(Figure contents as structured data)

—————

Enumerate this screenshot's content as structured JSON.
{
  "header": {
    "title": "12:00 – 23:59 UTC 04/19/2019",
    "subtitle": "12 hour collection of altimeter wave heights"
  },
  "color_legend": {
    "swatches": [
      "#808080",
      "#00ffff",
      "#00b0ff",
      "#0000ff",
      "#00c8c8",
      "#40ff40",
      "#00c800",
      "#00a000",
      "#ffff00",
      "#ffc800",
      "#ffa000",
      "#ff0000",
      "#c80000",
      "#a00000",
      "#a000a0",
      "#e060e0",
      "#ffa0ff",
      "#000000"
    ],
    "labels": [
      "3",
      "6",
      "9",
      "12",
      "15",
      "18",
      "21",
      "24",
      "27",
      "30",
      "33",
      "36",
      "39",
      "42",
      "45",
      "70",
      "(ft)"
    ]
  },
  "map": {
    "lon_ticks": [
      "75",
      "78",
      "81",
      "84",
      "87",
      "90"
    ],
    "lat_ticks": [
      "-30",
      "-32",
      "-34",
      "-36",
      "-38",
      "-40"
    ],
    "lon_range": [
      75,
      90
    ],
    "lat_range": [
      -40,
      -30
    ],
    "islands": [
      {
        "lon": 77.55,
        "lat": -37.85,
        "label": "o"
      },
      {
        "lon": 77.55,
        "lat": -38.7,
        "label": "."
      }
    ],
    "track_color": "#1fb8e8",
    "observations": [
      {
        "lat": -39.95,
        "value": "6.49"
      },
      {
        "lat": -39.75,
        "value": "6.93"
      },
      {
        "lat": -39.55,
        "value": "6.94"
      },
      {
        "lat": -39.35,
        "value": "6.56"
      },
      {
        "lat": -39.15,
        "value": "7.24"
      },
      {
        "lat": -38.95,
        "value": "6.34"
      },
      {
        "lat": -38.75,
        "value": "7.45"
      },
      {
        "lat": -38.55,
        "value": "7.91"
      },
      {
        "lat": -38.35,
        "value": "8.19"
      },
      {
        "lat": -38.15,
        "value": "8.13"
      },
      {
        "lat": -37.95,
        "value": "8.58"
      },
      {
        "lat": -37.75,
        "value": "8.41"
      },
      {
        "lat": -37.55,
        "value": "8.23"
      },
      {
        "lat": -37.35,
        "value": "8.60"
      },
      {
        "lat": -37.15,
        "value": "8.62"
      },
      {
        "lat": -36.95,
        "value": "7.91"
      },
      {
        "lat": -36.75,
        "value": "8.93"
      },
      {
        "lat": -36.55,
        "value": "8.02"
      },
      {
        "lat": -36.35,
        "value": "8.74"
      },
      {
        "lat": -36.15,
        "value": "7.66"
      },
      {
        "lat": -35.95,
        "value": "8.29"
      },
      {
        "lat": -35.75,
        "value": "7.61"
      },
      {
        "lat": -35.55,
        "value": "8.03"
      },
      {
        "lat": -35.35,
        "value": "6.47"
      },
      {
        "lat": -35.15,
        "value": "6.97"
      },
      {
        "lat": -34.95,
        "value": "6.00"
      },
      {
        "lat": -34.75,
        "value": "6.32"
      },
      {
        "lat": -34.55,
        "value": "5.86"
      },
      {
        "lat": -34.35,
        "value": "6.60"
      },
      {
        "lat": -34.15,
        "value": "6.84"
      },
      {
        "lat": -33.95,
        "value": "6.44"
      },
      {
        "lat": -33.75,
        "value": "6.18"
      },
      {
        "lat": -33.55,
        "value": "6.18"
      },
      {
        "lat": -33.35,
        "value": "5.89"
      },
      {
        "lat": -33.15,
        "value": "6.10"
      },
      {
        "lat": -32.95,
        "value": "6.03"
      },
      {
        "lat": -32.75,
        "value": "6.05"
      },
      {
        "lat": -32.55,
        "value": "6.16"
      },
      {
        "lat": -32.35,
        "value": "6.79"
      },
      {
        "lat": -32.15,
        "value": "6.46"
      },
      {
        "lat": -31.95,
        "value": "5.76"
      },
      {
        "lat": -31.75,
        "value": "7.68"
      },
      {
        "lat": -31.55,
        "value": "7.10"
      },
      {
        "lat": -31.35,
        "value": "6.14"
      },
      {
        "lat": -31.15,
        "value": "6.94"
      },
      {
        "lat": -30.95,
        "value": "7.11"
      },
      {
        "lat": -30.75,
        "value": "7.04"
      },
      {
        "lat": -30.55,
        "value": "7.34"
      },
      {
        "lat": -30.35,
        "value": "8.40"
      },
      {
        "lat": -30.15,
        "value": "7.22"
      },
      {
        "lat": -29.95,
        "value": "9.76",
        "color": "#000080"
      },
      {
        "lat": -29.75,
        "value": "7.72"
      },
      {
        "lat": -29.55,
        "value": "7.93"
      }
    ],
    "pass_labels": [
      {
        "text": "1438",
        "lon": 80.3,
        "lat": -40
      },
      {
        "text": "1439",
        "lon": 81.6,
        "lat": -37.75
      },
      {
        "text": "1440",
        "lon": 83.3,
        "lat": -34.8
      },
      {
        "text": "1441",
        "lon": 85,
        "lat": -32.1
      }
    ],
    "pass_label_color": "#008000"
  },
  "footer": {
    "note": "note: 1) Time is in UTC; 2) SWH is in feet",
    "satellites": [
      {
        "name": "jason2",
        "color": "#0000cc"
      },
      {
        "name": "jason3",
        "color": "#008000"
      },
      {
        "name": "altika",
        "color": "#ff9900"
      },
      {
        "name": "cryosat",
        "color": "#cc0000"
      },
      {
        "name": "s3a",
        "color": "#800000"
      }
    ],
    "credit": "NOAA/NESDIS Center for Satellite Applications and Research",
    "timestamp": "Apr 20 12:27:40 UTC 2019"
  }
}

—————

→ **Prompt**: Please output every record, keeping each line exact.

→ **Complete output**:
Enumerate this screenshot's content as structured JSON.
{
  "header": {
    "title": "12:00 – 23:59 UTC 04/19/2019",
    "subtitle": "12 hour collection of altimeter wave heights"
  },
  "color_legend": {
    "swatches": [
      "#808080",
      "#00ffff",
      "#00b0ff",
      "#0000ff",
      "#00c8c8",
      "#40ff40",
      "#00c800",
      "#00a000",
      "#ffff00",
      "#ffc800",
      "#ffa000",
      "#ff0000",
      "#c80000",
      "#a00000",
      "#a000a0",
      "#e060e0",
      "#ffa0ff",
      "#000000"
    ],
    "labels": [
      "3",
      "6",
      "9",
      "12",
      "15",
      "18",
      "21",
      "24",
      "27",
      "30",
      "33",
      "36",
      "39",
      "42",
      "45",
      "70",
      "(ft)"
    ]
  },
  "map": {
    "lon_ticks": [
      "75",
      "78",
      "81",
      "84",
      "87",
      "90"
    ],
    "lat_ticks": [
      "-30",
      "-32",
      "-34",
      "-36",
      "-38",
      "-40"
    ],
    "lon_range": [
      75,
      90
    ],
    "lat_range": [
      -40,
      -30
    ],
    "islands": [
      {
        "lon": 77.55,
        "lat": -37.85,
        "label": "o"
      },
      {
        "lon": 77.55,
        "lat": -38.7,
        "label": "."
      }
    ],
    "track_color": "#1fb8e8",
    "observations": [
      {
        "lat": -39.95,
        "value": "6.49"
      },
      {
        "lat": -39.75,
        "value": "6.93"
      },
      {
        "lat": -39.55,
        "value": "6.94"
      },
      {
        "lat": -39.35,
        "value": "6.56"
      },
      {
        "lat": -39.15,
        "value": "7.24"
      },
      {
        "lat": -38.95,
        "value": "6.34"
      },
      {
        "lat": -38.75,
        "value": "7.45"
      },
      {
        "lat": -38.55,
        "value": "7.91"
      },
      {
        "lat": -38.35,
        "value": "8.19"
      },
      {
        "lat": -38.15,
        "value": "8.13"
      },
      {
        "lat": -37.95,
        "value": "8.58"
      },
      {
        "lat": -37.75,
        "value": "8.41"
      },
      {
        "lat": -37.55,
        "value": "8.23"
      },
      {
        "lat": -37.35,
        "value": "8.60"
      },
      {
        "lat": -37.15,
        "value": "8.62"
      },
      {
        "lat": -36.95,
        "value": "7.91"
      },
      {
        "lat": -36.75,
        "value": "8.93"
      },
      {
        "lat": -36.55,
        "value": "8.02"
      },
      {
        "lat": -36.35,
        "value": "8.74"
      },
      {
        "lat": -36.15,
        "value": "7.66"
      },
      {
        "lat": -35.95,
        "value": "8.29"
      },
      {
        "lat": -35.75,
        "value": "7.61"
      },
      {
        "lat": -35.55,
        "value": "8.03"
      },
      {
        "lat": -35.35,
        "value": "6.47"
      },
      {
        "lat": -35.15,
        "value": "6.97"
      },
      {
        "lat": -34.95,
        "value": "6.00"
      },
      {
        "lat": -34.75,
        "value": "6.32"
      },
      {
        "lat": -34.55,
        "value": "5.86"
      },
      {
        "lat": -34.35,
        "value": "6.60"
      },
      {
        "lat": -34.15,
        "value": "6.84"
      },
      {
        "lat": -33.95,
        "value": "6.44"
      },
      {
        "lat": -33.75,
        "value": "6.18"
      },
      {
        "lat": -33.55,
        "value": "6.18"
      },
      {
        "lat": -33.35,
        "value": "5.89"
      },
      {
        "lat": -33.15,
        "value": "6.10"
      },
      {
        "lat": -32.95,
        "value": "6.03"
      },
      {
        "lat": -32.75,
        "value": "6.05"
      },
      {
        "lat": -32.55,
        "value": "6.16"
      },
      {
        "lat": -32.35,
        "value": "6.79"
      },
      {
        "lat": -32.15,
        "value": "6.46"
      },
      {
        "lat": -31.95,
        "value": "5.76"
      },
      {
        "lat": -31.75,
        "value": "7.68"
      },
      {
        "lat": -31.55,
        "value": "7.10"
      },
      {
        "lat": -31.35,
        "value": "6.14"
      },
      {
        "lat": -31.15,
        "value": "6.94"
      },
      {
        "lat": -30.95,
        "value": "7.11"
      },
      {
        "lat": -30.75,
        "value": "7.04"
      },
      {
        "lat": -30.55,
        "value": "7.34"
      },
      {
        "lat": -30.35,
        "value": "8.40"
      },
      {
        "lat": -30.15,
        "value": "7.22"
      },
      {
        "lat": -29.95,
        "value": "9.76",
        "color": "#000080"
      },
      {
        "lat": -29.75,
        "value": "7.72"
      },
      {
        "lat": -29.55,
        "value": "7.93"
      }
    ],
    "pass_labels": [
      {
        "text": "1438",
        "lon": 80.3,
        "lat": -40
      },
      {
        "text": "1439",
        "lon": 81.6,
        "lat": -37.75
      },
      {
        "text": "1440",
        "lon": 83.3,
        "lat": -34.8
      },
      {
        "text": "1441",
        "lon": 85,
        "lat": -32.1
      }
    ],
    "pass_label_color": "#008000"
  },
  "footer": {
    "note": "note: 1) Time is in UTC; 2) SWH is in feet",
    "satellites": [
      {
        "name": "jason2",
        "color": "#0000cc"
      },
      {
        "name": "jason3",
        "color": "#008000"
      },
      {
        "name": "altika",
        "color": "#ff9900"
      },
      {
        "name": "cryosat",
        "color": "#cc0000"
      },
      {
        "name": "s3a",
        "color": "#800000"
      }
    ],
    "credit": "NOAA/NESDIS Center for Satellite Applications and Research",
    "timestamp": "Apr 20 12:27:40 UTC 2019"
  }
}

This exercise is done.